• PROBLEM REQUIREMENTS:
How many lines of the records hold the string "жестко"? Reply with the number alone.

• SUPPLIED RECORDS:
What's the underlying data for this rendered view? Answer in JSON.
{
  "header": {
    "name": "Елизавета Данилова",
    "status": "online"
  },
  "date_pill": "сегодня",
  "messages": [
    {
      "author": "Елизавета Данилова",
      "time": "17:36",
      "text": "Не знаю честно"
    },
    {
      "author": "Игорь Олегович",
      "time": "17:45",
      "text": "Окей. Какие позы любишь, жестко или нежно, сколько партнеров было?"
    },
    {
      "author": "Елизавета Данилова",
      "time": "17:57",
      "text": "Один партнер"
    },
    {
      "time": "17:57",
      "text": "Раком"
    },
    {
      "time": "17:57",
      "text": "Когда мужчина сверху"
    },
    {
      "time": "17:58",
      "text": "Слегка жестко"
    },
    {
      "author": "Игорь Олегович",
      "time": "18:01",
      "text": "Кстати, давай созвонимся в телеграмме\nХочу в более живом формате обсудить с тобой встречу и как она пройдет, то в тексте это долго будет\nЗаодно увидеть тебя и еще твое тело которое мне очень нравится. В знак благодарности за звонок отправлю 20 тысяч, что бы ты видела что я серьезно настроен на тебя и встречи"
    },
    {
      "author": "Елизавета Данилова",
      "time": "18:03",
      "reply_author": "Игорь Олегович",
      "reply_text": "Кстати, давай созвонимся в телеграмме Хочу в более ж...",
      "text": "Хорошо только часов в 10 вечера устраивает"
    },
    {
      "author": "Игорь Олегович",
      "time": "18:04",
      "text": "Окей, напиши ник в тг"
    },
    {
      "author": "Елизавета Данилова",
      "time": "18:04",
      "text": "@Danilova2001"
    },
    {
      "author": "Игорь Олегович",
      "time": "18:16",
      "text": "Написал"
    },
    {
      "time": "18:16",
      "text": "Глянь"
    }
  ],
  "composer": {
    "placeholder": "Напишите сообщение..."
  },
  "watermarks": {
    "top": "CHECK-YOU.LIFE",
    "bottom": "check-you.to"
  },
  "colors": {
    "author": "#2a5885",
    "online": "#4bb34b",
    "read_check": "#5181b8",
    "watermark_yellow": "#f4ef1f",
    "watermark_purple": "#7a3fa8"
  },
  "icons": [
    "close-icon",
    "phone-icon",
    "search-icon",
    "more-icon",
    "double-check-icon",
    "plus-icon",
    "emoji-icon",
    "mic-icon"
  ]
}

• RESULT:
2